== Listed records
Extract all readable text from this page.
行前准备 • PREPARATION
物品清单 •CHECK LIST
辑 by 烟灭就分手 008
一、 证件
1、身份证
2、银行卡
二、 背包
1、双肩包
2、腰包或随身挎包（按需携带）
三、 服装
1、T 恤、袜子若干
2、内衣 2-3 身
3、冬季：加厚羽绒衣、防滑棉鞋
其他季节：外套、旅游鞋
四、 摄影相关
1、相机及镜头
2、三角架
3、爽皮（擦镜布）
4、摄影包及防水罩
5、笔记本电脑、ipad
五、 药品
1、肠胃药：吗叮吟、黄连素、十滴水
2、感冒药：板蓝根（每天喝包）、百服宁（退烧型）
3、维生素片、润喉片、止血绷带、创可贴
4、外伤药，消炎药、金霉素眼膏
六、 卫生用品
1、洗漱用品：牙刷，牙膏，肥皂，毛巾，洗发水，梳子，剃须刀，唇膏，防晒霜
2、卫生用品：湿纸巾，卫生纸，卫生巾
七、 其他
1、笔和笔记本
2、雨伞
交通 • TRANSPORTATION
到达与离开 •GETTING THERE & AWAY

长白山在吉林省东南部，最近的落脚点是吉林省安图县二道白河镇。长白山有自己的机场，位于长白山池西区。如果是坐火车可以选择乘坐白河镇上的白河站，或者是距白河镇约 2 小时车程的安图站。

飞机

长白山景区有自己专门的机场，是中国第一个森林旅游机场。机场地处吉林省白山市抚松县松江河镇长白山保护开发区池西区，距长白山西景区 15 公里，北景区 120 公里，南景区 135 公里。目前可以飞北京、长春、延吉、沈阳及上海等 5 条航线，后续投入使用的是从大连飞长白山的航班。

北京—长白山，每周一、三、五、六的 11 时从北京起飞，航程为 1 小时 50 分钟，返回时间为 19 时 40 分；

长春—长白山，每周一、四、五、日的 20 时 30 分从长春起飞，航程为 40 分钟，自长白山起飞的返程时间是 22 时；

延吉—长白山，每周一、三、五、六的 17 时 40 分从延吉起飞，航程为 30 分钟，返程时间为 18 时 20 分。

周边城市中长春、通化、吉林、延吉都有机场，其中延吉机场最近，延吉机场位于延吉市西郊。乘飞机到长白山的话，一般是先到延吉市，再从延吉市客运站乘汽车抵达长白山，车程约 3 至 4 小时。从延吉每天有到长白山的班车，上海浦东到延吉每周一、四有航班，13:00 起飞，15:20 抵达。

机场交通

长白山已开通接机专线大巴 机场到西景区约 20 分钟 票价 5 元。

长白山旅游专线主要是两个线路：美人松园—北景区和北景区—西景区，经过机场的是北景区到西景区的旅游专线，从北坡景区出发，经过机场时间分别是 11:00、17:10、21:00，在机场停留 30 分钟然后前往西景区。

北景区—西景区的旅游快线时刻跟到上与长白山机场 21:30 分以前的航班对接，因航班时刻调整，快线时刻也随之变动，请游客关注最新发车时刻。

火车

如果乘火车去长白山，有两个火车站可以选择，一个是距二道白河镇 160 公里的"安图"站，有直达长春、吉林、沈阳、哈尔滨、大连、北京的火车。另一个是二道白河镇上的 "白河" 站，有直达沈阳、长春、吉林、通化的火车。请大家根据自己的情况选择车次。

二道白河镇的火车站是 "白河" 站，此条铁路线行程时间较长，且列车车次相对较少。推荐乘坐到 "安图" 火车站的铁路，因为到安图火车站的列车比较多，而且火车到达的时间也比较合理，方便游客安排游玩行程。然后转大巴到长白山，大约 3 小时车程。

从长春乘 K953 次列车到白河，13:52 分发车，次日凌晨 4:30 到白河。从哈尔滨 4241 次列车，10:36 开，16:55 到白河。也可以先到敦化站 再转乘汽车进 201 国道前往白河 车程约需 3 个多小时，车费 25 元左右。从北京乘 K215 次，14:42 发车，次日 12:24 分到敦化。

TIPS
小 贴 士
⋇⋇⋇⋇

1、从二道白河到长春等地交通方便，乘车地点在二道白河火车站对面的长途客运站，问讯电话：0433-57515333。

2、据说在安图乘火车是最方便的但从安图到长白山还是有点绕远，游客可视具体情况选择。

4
====
Work to complete:
Reproduce the data, keeping every line exactly the same.

Exercise output:
Extract all readable text from this page.
行前准备 • PREPARATION
物品清单 •CHECK LIST
辑 by 烟灭就分手 008
一、 证件
1、身份证
2、银行卡
二、 背包
1、双肩包
2、腰包或随身挎包（按需携带）
三、 服装
1、T 恤、袜子若干
2、内衣 2-3 身
3、冬季：加厚羽绒衣、防滑棉鞋
其他季节：外套、旅游鞋
四、 摄影相关
1、相机及镜头
2、三角架
3、爽皮（擦镜布）
4、摄影包及防水罩
5、笔记本电脑、ipad
五、 药品
1、肠胃药：吗叮吟、黄连素、十滴水
2、感冒药：板蓝根（每天喝包）、百服宁（退烧型）
3、维生素片、润喉片、止血绷带、创可贴
4、外伤药，消炎药、金霉素眼膏
六、 卫生用品
1、洗漱用品：牙刷，牙膏，肥皂，毛巾，洗发水，梳子，剃须刀，唇膏，防晒霜
2、卫生用品：湿纸巾，卫生纸，卫生巾
七、 其他
1、笔和笔记本
2、雨伞
交通 • TRANSPORTATION
到达与离开 •GETTING THERE & AWAY

长白山在吉林省东南部，最近的落脚点是吉林省安图县二道白河镇。长白山有自己的机场，位于长白山池西区。如果是坐火车可以选择乘坐白河镇上的白河站，或者是距白河镇约 2 小时车程的安图站。

飞机

长白山景区有自己专门的机场，是中国第一个森林旅游机场。机场地处吉林省白山市抚松县松江河镇长白山保护开发区池西区，距长白山西景区 15 公里，北景区 120 公里，南景区 135 公里。目前可以飞北京、长春、延吉、沈阳及上海等 5 条航线，后续投入使用的是从大连飞长白山的航班。

北京—长白山，每周一、三、五、六的 11 时从北京起飞，航程为 1 小时 50 分钟，返回时间为 19 时 40 分；

长春—长白山，每周一、四、五、日的 20 时 30 分从长春起飞，航程为 40 分钟，自长白山起飞的返程时间是 22 时；

延吉—长白山，每周一、三、五、六的 17 时 40 分从延吉起飞，航程为 30 分钟，返程时间为 18 时 20 分。

周边城市中长春、通化、吉林、延吉都有机场，其中延吉机场最近，延吉机场位于延吉市西郊。乘飞机到长白山的话，一般是先到延吉市，再从延吉市客运站乘汽车抵达长白山，车程约 3 至 4 小时。从延吉每天有到长白山的班车，上海浦东到延吉每周一、四有航班，13:00 起飞，15:20 抵达。

机场交通

长白山已开通接机专线大巴 机场到西景区约 20 分钟 票价 5 元。

长白山旅游专线主要是两个线路：美人松园—北景区和北景区—西景区，经过机场的是北景区到西景区的旅游专线，从北坡景区出发，经过机场时间分别是 11:00、17:10、21:00，在机场停留 30 分钟然后前往西景区。

北景区—西景区的旅游快线时刻跟到上与长白山机场 21:30 分以前的航班对接，因航班时刻调整，快线时刻也随之变动，请游客关注最新发车时刻。

火车

如果乘火车去长白山，有两个火车站可以选择，一个是距二道白河镇 160 公里的"安图"站，有直达长春、吉林、沈阳、哈尔滨、大连、北京的火车。另一个是二道白河镇上的 "白河" 站，有直达沈阳、长春、吉林、通化的火车。请大家根据自己的情况选择车次。

二道白河镇的火车站是 "白河" 站，此条铁路线行程时间较长，且列车车次相对较少。推荐乘坐到 "安图" 火车站的铁路，因为到安图火车站的列车比较多，而且火车到达的时间也比较合理，方便游客安排游玩行程。然后转大巴到长白山，大约 3 小时车程。

从长春乘 K953 次列车到白河，13:52 分发车，次日凌晨 4:30 到白河。从哈尔滨 4241 次列车，10:36 开，16:55 到白河。也可以先到敦化站 再转乘汽车进 201 国道前往白河 车程约需 3 个多小时，车费 25 元左右。从北京乘 K215 次，14:42 发车，次日 12:24 分到敦化。

TIPS
小 贴 士
⋇⋇⋇⋇

1、从二道白河到长春等地交通方便，乘车地点在二道白河火车站对面的长途客运站，问讯电话：0433-57515333。

2、据说在安图乘火车是最方便的但从安图到长白山还是有点绕远，游客可视具体情况选择。

4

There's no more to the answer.